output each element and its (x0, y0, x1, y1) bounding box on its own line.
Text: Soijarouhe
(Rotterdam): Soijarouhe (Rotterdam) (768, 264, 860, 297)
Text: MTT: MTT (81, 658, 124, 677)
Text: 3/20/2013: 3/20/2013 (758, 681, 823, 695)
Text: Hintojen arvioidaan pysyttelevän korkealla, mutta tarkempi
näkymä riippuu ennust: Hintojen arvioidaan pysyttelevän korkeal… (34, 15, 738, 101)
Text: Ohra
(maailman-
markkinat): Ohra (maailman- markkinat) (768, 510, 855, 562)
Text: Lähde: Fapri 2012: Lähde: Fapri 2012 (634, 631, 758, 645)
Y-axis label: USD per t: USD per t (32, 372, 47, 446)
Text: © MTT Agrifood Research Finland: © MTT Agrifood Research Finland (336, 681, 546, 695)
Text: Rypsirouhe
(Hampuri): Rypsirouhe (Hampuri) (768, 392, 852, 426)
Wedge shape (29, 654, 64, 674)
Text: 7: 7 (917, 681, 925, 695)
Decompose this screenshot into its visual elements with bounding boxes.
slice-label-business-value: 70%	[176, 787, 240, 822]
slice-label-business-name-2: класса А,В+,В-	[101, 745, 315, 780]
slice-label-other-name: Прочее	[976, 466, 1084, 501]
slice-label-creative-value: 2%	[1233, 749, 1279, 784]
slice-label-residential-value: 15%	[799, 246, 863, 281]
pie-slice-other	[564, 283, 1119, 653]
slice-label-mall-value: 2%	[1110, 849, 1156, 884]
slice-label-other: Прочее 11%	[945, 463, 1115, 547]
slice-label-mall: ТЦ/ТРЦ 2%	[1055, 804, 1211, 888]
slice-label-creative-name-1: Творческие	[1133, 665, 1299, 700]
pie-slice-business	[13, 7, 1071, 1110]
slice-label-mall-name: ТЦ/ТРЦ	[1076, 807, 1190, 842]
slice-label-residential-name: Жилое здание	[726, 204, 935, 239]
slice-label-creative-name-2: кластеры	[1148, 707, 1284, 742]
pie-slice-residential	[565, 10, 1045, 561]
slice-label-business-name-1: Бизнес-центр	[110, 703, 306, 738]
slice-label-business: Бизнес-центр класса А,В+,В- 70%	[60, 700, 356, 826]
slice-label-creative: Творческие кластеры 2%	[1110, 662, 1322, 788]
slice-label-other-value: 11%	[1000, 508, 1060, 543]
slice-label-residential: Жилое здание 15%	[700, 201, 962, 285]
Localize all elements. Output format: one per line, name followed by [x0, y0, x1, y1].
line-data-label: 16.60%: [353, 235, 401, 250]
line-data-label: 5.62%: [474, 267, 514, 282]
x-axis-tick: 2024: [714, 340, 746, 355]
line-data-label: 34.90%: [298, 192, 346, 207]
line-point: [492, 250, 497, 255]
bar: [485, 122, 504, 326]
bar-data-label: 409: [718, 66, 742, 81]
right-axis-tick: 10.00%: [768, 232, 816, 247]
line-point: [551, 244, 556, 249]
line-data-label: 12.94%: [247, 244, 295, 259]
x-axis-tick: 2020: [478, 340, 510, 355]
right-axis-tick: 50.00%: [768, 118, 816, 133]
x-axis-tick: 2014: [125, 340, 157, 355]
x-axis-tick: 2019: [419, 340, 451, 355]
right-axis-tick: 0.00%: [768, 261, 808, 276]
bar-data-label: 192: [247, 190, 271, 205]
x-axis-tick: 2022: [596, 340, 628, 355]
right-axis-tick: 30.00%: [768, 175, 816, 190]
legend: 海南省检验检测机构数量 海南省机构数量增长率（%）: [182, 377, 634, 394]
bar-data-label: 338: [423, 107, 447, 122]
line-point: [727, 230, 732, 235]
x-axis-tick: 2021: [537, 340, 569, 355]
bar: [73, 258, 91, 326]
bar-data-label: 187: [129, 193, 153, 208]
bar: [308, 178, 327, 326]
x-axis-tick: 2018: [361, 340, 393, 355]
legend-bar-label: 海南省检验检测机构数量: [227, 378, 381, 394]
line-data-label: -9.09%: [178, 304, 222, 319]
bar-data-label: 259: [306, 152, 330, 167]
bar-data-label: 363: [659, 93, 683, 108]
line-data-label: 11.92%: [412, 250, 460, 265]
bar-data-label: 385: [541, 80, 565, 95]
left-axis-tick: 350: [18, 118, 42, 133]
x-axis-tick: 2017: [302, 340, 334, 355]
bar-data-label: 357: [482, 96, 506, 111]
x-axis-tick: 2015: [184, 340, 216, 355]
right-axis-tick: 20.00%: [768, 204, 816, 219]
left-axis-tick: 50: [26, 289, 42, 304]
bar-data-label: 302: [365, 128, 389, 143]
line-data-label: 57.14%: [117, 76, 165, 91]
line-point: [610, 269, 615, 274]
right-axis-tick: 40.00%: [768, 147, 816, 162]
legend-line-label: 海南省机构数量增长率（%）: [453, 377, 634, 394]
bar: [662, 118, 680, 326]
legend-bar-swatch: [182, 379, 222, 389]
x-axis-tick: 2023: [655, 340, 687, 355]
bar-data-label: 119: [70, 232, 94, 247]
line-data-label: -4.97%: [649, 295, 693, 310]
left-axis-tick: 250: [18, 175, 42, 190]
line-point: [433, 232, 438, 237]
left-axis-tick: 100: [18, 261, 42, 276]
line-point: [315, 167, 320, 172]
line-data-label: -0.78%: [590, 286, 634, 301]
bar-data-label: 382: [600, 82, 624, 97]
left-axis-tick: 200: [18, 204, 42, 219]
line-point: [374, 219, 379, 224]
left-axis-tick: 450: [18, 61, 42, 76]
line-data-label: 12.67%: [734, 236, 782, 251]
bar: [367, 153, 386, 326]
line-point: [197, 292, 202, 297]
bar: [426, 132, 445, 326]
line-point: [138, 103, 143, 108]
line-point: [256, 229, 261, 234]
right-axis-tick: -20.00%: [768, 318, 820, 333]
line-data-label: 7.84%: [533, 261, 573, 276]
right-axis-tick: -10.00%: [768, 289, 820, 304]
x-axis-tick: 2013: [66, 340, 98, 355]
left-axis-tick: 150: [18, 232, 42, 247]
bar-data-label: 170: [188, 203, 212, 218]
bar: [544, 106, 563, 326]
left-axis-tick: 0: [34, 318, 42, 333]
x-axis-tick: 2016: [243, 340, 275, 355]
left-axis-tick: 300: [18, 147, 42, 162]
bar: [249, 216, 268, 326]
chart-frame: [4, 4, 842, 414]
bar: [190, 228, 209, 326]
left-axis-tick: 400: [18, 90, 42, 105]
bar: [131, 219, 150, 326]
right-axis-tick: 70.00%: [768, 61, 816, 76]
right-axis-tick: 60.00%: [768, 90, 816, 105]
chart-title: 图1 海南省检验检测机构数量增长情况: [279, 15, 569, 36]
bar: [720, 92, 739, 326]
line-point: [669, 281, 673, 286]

########################################

**EXERCISE OBJECTIVE**
Pick out each line of the data above that contains the string "point".

**REPLY**
line-point: [492, 250, 497, 255]
line-point: [551, 244, 556, 249]
line-point: [727, 230, 732, 235]
line-point: [610, 269, 615, 274]
line-point: [433, 232, 438, 237]
line-point: [315, 167, 320, 172]
line-point: [374, 219, 379, 224]
line-point: [197, 292, 202, 297]
line-point: [138, 103, 143, 108]
line-point: [256, 229, 261, 234]
line-point: [669, 281, 673, 286]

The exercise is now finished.